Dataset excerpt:
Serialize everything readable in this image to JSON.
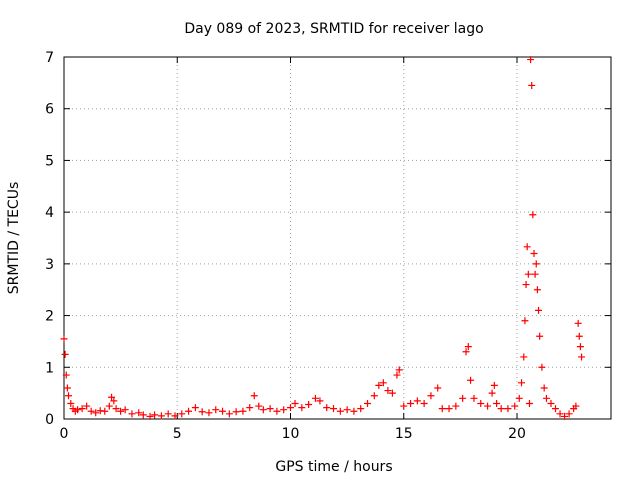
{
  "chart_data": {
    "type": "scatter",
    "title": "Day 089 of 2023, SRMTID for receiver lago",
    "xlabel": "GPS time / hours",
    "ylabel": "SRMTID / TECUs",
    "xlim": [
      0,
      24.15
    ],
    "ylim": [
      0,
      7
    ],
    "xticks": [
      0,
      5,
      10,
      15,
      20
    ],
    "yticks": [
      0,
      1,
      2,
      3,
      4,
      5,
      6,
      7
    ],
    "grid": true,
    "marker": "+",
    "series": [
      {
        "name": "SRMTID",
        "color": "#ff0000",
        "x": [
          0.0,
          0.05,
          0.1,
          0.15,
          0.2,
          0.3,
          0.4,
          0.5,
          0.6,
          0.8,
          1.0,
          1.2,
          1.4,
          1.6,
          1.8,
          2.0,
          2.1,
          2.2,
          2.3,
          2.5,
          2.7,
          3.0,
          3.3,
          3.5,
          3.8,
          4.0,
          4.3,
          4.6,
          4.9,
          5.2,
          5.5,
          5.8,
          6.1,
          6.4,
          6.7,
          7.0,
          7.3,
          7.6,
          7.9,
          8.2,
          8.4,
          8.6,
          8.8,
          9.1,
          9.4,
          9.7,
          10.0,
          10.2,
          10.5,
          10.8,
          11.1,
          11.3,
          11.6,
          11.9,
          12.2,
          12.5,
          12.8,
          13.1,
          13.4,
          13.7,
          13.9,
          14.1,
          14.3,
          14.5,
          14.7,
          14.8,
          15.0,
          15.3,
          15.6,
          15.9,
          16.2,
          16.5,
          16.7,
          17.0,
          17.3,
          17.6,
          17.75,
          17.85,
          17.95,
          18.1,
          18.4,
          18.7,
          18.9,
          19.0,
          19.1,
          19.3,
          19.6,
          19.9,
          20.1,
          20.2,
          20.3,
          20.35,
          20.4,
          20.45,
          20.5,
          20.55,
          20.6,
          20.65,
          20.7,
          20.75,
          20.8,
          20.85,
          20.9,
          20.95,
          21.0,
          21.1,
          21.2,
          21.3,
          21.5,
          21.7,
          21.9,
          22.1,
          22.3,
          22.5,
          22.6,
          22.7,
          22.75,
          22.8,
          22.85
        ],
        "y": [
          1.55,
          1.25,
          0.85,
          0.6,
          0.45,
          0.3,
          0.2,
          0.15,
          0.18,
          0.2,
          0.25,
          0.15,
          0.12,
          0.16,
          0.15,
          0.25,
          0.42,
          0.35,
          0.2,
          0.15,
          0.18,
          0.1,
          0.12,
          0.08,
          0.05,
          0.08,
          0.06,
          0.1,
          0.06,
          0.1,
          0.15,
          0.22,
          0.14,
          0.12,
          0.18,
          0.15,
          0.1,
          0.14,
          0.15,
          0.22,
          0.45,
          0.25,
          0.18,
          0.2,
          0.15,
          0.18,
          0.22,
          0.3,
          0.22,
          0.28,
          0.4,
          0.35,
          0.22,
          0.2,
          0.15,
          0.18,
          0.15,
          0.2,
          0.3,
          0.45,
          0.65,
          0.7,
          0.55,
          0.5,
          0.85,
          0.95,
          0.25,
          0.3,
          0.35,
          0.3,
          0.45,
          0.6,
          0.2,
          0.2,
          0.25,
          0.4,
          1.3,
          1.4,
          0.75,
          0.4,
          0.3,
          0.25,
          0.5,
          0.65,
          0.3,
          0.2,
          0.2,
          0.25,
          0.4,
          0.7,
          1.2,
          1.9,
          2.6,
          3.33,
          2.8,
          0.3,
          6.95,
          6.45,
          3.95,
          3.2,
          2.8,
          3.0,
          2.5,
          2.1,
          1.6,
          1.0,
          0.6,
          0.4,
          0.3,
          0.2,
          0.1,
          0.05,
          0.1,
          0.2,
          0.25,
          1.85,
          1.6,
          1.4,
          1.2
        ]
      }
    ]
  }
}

--

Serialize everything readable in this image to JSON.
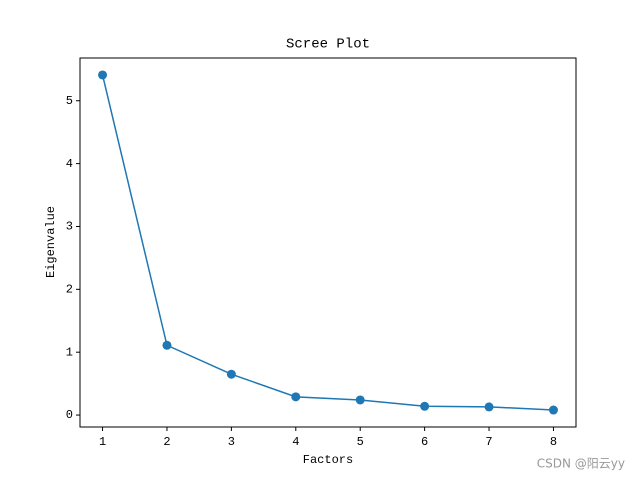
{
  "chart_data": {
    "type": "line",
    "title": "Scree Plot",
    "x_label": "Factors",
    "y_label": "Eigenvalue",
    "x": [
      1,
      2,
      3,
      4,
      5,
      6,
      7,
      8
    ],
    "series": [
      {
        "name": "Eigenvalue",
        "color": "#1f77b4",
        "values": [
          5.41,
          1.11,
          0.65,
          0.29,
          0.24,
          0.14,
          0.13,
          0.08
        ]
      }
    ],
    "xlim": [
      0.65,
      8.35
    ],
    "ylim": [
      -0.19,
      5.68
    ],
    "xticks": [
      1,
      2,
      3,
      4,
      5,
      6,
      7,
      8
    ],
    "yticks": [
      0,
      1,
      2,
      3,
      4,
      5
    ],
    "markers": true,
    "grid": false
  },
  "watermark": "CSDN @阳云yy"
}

* * *

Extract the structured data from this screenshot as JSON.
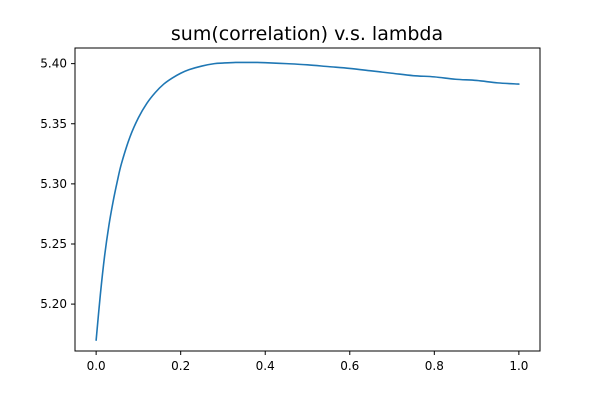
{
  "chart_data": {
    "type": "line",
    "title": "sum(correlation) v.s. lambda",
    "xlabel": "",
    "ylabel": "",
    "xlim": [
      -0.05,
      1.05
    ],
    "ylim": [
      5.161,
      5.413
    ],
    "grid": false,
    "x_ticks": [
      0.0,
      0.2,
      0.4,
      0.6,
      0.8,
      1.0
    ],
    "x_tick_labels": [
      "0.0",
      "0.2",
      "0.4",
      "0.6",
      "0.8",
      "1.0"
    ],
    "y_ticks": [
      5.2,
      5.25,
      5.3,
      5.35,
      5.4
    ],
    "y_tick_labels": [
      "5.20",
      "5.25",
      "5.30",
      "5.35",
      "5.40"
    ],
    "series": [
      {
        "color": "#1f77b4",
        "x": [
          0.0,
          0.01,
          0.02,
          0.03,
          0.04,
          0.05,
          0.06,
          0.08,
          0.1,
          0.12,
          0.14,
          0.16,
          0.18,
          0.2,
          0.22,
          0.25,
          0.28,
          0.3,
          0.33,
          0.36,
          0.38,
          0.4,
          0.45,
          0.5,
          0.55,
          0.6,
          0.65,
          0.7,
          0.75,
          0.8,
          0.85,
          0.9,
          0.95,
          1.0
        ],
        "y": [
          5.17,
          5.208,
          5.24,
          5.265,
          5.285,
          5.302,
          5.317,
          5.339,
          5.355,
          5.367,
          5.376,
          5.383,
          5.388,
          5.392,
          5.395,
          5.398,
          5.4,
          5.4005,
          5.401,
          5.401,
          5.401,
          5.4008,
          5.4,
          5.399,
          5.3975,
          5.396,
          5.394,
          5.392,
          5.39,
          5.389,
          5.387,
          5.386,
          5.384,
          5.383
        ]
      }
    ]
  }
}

== TO DO ==
Write only the number of lines in the records that include the word "Eigenvalue".

== RESPONSE TO THIS EXERCISE ==
2